◆ **OBJECTIVE**: Write out each line exactly as given. Leave the pictures out of your copy.

------ ITEMS ------

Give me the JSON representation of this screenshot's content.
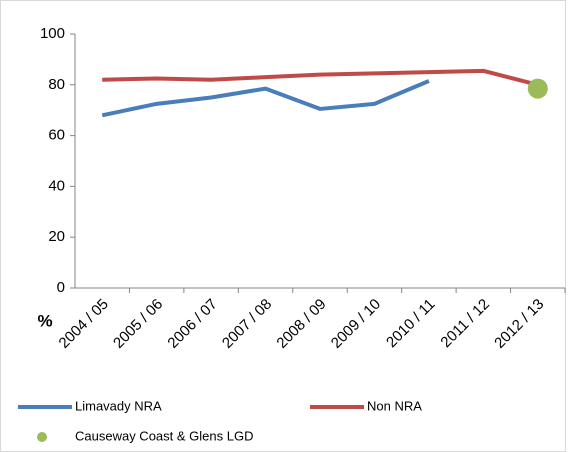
{
  "chart_data": {
    "type": "line",
    "y_label": "%",
    "categories": [
      "2004 / 05",
      "2005 / 06",
      "2006 / 07",
      "2007 / 08",
      "2008 / 09",
      "2009 / 10",
      "2010 / 11",
      "2011 / 12",
      "2012 / 13"
    ],
    "series": [
      {
        "name": "Limavady NRA",
        "color": "#4a7ebb",
        "values": [
          68,
          72.5,
          75,
          78.5,
          70.5,
          72.5,
          81.5,
          null,
          null
        ]
      },
      {
        "name": "Non NRA",
        "color": "#be4b48",
        "values": [
          82,
          82.5,
          82,
          83,
          84,
          84.5,
          85,
          85.5,
          80
        ]
      },
      {
        "name": "Causeway Coast & Glens LGD",
        "color": "#9bbb59",
        "marker": "circle",
        "values": [
          null,
          null,
          null,
          null,
          null,
          null,
          null,
          null,
          78.5
        ]
      }
    ],
    "ylim": [
      0,
      100
    ],
    "yticks": [
      0,
      20,
      40,
      60,
      80,
      100
    ],
    "grid": false,
    "legend": "bottom"
  }
}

------

◆ **WRITTEN ANSWER**:
Give me the JSON representation of this screenshot's content.
{
  "chart_data": {
    "type": "line",
    "y_label": "%",
    "categories": [
      "2004 / 05",
      "2005 / 06",
      "2006 / 07",
      "2007 / 08",
      "2008 / 09",
      "2009 / 10",
      "2010 / 11",
      "2011 / 12",
      "2012 / 13"
    ],
    "series": [
      {
        "name": "Limavady NRA",
        "color": "#4a7ebb",
        "values": [
          68,
          72.5,
          75,
          78.5,
          70.5,
          72.5,
          81.5,
          null,
          null
        ]
      },
      {
        "name": "Non NRA",
        "color": "#be4b48",
        "values": [
          82,
          82.5,
          82,
          83,
          84,
          84.5,
          85,
          85.5,
          80
        ]
      },
      {
        "name": "Causeway Coast & Glens LGD",
        "color": "#9bbb59",
        "marker": "circle",
        "values": [
          null,
          null,
          null,
          null,
          null,
          null,
          null,
          null,
          78.5
        ]
      }
    ],
    "ylim": [
      0,
      100
    ],
    "yticks": [
      0,
      20,
      40,
      60,
      80,
      100
    ],
    "grid": false,
    "legend": "bottom"
  }
}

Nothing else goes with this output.